## Task objective
Reproduce every line from the one containing "code-line: COUNT = 500" down to the one containing "title-bar: Equal-Sign Directive", with both of those lines included.
- - -
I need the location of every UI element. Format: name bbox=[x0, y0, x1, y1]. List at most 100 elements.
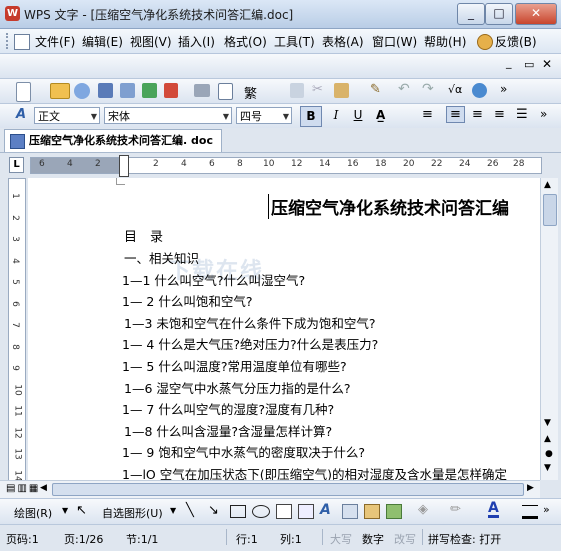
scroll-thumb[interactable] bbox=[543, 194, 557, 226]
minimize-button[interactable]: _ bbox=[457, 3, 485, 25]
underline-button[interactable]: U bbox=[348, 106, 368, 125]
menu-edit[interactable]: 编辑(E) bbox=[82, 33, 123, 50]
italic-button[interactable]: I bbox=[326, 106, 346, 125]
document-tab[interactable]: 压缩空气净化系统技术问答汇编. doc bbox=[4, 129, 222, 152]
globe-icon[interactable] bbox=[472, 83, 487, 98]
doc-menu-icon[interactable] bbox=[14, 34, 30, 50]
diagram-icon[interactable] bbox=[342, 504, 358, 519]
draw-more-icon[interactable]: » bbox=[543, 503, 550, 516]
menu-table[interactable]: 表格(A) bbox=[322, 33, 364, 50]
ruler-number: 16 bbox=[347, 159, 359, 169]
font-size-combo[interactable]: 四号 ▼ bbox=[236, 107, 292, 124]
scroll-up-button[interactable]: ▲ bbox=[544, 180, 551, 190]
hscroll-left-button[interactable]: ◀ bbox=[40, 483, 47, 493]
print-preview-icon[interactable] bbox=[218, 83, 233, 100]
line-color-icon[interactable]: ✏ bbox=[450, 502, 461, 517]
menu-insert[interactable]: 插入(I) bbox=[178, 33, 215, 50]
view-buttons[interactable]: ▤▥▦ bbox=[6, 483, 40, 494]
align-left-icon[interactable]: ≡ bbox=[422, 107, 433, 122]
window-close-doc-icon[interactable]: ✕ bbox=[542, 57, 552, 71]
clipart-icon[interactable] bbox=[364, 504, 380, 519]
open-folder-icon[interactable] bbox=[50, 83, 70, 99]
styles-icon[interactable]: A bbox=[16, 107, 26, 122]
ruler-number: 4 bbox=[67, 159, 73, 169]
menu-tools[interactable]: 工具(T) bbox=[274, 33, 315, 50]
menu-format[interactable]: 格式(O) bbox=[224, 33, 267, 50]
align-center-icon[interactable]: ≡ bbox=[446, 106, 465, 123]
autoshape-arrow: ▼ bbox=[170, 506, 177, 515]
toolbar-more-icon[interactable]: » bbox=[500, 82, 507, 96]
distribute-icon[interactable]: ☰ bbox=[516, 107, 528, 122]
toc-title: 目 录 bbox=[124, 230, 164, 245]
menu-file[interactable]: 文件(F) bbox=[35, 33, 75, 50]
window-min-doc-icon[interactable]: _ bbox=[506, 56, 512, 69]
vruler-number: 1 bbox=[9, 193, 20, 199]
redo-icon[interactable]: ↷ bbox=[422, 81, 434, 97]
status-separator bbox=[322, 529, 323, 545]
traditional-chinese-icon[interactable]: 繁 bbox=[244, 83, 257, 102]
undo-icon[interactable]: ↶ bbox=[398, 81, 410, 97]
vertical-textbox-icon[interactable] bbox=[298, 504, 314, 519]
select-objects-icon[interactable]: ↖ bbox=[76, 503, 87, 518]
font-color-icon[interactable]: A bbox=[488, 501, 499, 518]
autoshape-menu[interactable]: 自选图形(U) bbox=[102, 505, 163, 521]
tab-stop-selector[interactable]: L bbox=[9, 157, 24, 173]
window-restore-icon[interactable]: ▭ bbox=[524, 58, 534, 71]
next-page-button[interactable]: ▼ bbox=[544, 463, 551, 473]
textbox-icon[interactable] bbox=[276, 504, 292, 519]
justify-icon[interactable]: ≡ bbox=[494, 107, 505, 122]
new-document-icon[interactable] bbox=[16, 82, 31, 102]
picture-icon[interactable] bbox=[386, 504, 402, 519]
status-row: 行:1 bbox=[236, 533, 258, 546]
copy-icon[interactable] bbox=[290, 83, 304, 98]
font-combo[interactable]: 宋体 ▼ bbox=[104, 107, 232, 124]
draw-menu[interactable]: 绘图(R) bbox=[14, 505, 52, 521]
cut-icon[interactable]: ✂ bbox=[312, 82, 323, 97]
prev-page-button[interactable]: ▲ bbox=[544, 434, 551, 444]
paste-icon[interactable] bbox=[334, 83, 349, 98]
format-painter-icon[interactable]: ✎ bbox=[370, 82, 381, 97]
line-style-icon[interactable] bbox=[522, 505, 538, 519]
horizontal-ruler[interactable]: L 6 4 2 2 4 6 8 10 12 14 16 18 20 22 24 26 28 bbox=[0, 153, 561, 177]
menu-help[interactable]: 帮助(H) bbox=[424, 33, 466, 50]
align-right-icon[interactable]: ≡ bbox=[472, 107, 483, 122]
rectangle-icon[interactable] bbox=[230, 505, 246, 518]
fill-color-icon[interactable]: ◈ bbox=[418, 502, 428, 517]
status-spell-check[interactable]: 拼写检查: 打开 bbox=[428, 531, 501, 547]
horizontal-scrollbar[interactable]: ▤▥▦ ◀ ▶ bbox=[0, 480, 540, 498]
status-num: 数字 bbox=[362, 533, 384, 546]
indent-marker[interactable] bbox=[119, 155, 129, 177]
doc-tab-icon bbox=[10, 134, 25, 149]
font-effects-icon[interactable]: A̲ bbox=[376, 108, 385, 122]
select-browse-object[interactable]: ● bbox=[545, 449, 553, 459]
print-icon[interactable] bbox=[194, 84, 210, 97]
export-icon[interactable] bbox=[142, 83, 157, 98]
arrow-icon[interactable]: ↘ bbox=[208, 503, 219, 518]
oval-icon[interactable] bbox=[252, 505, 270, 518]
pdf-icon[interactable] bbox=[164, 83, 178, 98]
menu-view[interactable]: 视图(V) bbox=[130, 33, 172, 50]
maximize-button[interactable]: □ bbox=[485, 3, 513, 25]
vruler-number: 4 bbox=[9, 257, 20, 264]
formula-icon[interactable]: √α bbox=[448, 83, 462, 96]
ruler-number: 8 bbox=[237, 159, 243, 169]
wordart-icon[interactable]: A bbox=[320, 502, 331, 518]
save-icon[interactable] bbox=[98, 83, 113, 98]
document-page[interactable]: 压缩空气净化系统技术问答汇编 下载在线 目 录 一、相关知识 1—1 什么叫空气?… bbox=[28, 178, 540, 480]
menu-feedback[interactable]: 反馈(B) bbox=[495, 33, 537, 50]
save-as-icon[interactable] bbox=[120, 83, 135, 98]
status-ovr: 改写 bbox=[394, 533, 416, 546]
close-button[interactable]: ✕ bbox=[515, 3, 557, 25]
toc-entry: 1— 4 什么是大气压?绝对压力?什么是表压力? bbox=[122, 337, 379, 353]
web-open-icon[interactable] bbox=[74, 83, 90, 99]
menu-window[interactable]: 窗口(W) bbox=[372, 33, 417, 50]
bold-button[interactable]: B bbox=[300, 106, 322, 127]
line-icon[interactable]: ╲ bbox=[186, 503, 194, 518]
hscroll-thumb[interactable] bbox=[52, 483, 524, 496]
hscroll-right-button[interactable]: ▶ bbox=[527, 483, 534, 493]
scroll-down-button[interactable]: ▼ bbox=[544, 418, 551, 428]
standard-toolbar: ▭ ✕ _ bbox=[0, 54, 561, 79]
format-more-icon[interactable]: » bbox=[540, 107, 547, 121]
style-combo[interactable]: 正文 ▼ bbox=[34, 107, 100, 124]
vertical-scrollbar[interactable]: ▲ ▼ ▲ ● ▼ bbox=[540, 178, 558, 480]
- - -
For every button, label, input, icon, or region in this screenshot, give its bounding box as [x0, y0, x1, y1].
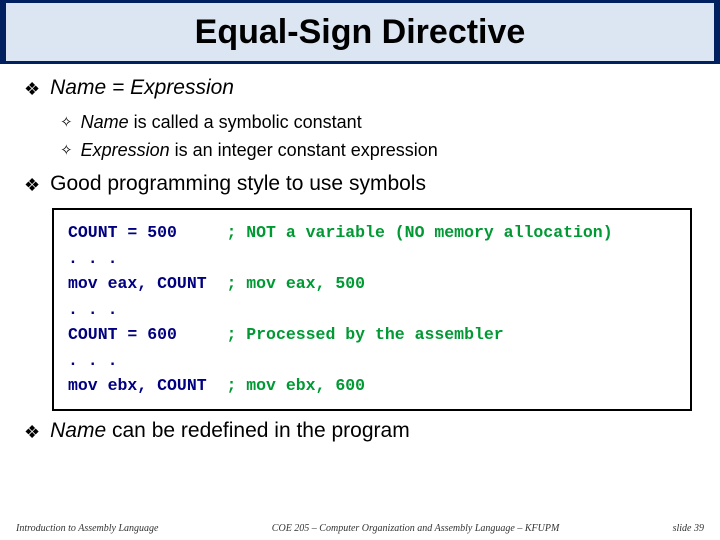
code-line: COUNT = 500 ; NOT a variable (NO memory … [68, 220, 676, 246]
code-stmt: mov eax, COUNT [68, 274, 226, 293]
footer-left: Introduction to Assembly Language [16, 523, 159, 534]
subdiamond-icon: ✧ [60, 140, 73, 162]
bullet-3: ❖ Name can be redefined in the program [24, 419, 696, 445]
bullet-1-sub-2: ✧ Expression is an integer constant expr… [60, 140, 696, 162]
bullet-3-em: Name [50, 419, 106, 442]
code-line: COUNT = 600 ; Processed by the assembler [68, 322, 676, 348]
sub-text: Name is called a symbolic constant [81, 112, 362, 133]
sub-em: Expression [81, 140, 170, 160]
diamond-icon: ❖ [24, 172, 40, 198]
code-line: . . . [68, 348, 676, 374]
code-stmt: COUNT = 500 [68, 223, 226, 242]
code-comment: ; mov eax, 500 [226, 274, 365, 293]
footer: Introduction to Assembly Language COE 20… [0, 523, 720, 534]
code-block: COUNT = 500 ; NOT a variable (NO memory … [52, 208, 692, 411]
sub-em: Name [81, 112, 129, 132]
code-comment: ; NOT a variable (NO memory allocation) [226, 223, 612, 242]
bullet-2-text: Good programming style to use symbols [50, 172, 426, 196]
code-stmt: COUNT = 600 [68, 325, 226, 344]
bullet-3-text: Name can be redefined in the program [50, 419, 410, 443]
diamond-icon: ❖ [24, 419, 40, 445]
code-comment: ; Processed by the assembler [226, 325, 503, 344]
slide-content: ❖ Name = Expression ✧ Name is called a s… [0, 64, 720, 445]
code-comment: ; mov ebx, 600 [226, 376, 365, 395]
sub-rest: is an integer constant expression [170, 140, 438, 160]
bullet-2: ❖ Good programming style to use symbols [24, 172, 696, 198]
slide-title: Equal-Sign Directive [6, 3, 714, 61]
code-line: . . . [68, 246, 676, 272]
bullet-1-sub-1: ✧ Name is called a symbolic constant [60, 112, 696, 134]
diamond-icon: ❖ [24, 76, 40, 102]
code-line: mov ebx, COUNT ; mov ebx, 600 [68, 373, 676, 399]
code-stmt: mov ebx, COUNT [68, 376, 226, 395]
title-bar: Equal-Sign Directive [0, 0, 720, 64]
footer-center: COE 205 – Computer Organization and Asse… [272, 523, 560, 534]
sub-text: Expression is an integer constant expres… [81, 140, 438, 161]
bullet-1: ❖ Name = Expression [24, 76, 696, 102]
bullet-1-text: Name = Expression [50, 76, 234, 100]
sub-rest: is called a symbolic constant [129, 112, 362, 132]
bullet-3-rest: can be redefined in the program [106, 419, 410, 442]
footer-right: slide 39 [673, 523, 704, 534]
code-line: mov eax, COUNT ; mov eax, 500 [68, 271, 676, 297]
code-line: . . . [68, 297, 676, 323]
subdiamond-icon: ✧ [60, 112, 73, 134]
- - -
## Result of this exercise
code-line: COUNT = 500 ; NOT a variable (NO memory … [68, 220, 676, 246]
code-stmt: mov eax, COUNT [68, 274, 226, 293]
footer-left: Introduction to Assembly Language [16, 523, 159, 534]
subdiamond-icon: ✧ [60, 140, 73, 162]
bullet-3: ❖ Name can be redefined in the program [24, 419, 696, 445]
bullet-1-sub-2: ✧ Expression is an integer constant expr… [60, 140, 696, 162]
bullet-3-em: Name [50, 419, 106, 442]
code-line: COUNT = 600 ; Processed by the assembler [68, 322, 676, 348]
sub-text: Name is called a symbolic constant [81, 112, 362, 133]
sub-em: Expression [81, 140, 170, 160]
diamond-icon: ❖ [24, 172, 40, 198]
code-line: . . . [68, 348, 676, 374]
code-stmt: COUNT = 500 [68, 223, 226, 242]
code-comment: ; mov eax, 500 [226, 274, 365, 293]
footer: Introduction to Assembly Language COE 20… [0, 523, 720, 534]
code-block: COUNT = 500 ; NOT a variable (NO memory … [52, 208, 692, 411]
sub-em: Name [81, 112, 129, 132]
code-comment: ; NOT a variable (NO memory allocation) [226, 223, 612, 242]
bullet-2-text: Good programming style to use symbols [50, 172, 426, 196]
code-stmt: COUNT = 600 [68, 325, 226, 344]
bullet-3-text: Name can be redefined in the program [50, 419, 410, 443]
diamond-icon: ❖ [24, 419, 40, 445]
code-comment: ; Processed by the assembler [226, 325, 503, 344]
slide-content: ❖ Name = Expression ✧ Name is called a s… [0, 64, 720, 445]
code-comment: ; mov ebx, 600 [226, 376, 365, 395]
sub-rest: is an integer constant expression [170, 140, 438, 160]
bullet-2: ❖ Good programming style to use symbols [24, 172, 696, 198]
slide-title: Equal-Sign Directive [6, 3, 714, 61]
code-line: . . . [68, 246, 676, 272]
bullet-1-sub-1: ✧ Name is called a symbolic constant [60, 112, 696, 134]
diamond-icon: ❖ [24, 76, 40, 102]
code-line: mov ebx, COUNT ; mov ebx, 600 [68, 373, 676, 399]
code-stmt: mov ebx, COUNT [68, 376, 226, 395]
title-bar: Equal-Sign Directive [0, 0, 720, 64]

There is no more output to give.